Material supplied:
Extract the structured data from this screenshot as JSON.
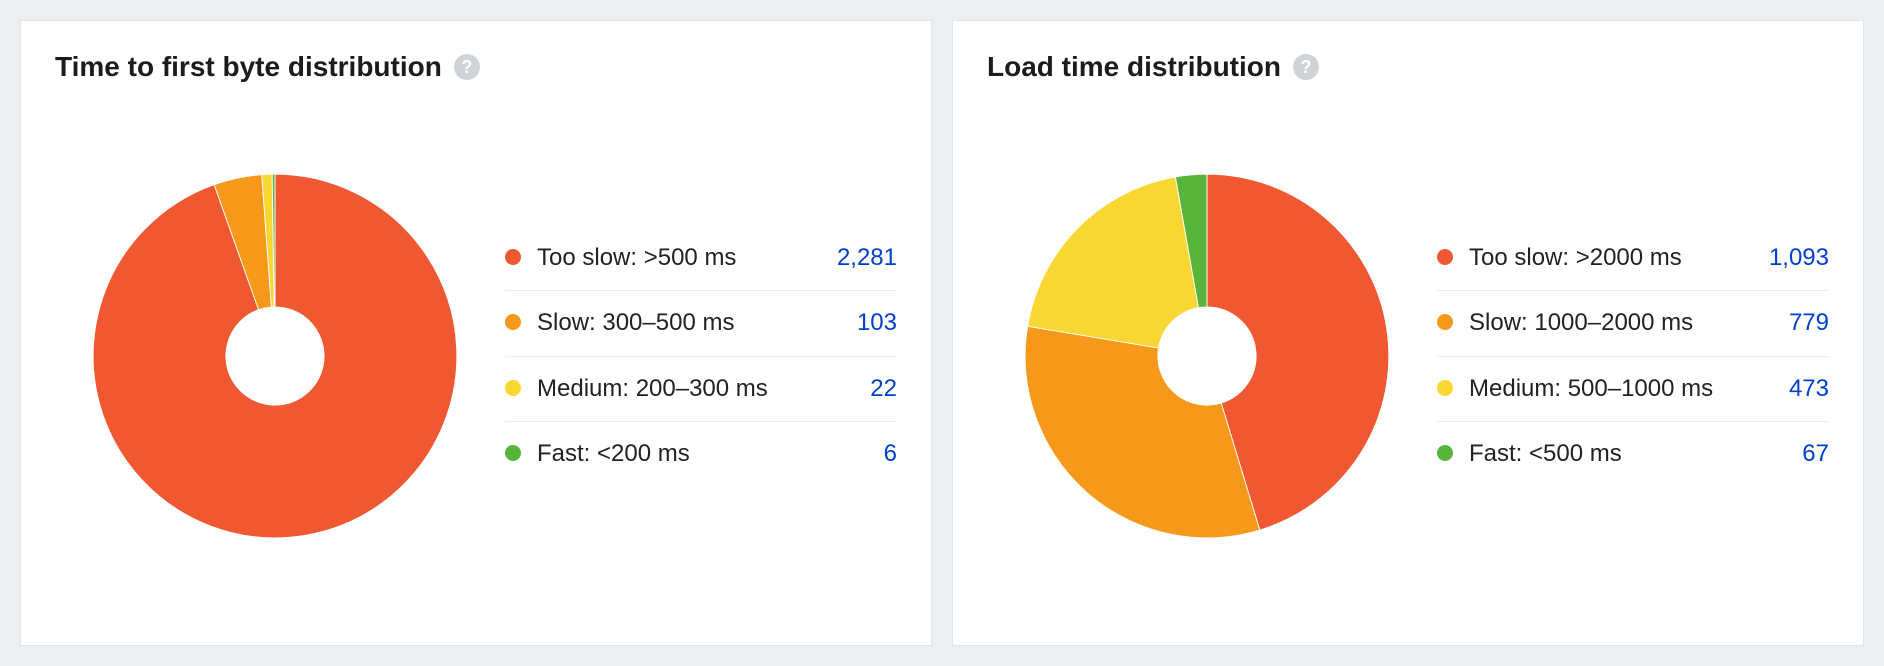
{
  "chart_data": [
    {
      "id": "ttfb",
      "type": "pie",
      "title": "Time to first byte distribution",
      "inner_radius_ratio": 0.27,
      "series": [
        {
          "name": "Too slow: >500 ms",
          "value": 2281,
          "value_display": "2,281",
          "color": "#ef5831"
        },
        {
          "name": "Slow: 300–500 ms",
          "value": 103,
          "value_display": "103",
          "color": "#f6991a"
        },
        {
          "name": "Medium: 200–300 ms",
          "value": 22,
          "value_display": "22",
          "color": "#f9d733"
        },
        {
          "name": "Fast: <200 ms",
          "value": 6,
          "value_display": "6",
          "color": "#59b53a"
        }
      ]
    },
    {
      "id": "loadtime",
      "type": "pie",
      "title": "Load time distribution",
      "inner_radius_ratio": 0.27,
      "series": [
        {
          "name": "Too slow: >2000 ms",
          "value": 1093,
          "value_display": "1,093",
          "color": "#ef5831"
        },
        {
          "name": "Slow: 1000–2000 ms",
          "value": 779,
          "value_display": "779",
          "color": "#f6991a"
        },
        {
          "name": "Medium: 500–1000 ms",
          "value": 473,
          "value_display": "473",
          "color": "#f9d733"
        },
        {
          "name": "Fast: <500 ms",
          "value": 67,
          "value_display": "67",
          "color": "#59b53a"
        }
      ]
    }
  ]
}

Given task: Reproduce each line exactly, please, except for any pictures.

Solution to the problem:
Extract the structured data from this screenshot as JSON.
{
  "chart_data": [
    {
      "id": "ttfb",
      "type": "pie",
      "title": "Time to first byte distribution",
      "inner_radius_ratio": 0.27,
      "series": [
        {
          "name": "Too slow: >500 ms",
          "value": 2281,
          "value_display": "2,281",
          "color": "#ef5831"
        },
        {
          "name": "Slow: 300–500 ms",
          "value": 103,
          "value_display": "103",
          "color": "#f6991a"
        },
        {
          "name": "Medium: 200–300 ms",
          "value": 22,
          "value_display": "22",
          "color": "#f9d733"
        },
        {
          "name": "Fast: <200 ms",
          "value": 6,
          "value_display": "6",
          "color": "#59b53a"
        }
      ]
    },
    {
      "id": "loadtime",
      "type": "pie",
      "title": "Load time distribution",
      "inner_radius_ratio": 0.27,
      "series": [
        {
          "name": "Too slow: >2000 ms",
          "value": 1093,
          "value_display": "1,093",
          "color": "#ef5831"
        },
        {
          "name": "Slow: 1000–2000 ms",
          "value": 779,
          "value_display": "779",
          "color": "#f6991a"
        },
        {
          "name": "Medium: 500–1000 ms",
          "value": 473,
          "value_display": "473",
          "color": "#f9d733"
        },
        {
          "name": "Fast: <500 ms",
          "value": 67,
          "value_display": "67",
          "color": "#59b53a"
        }
      ]
    }
  ]
}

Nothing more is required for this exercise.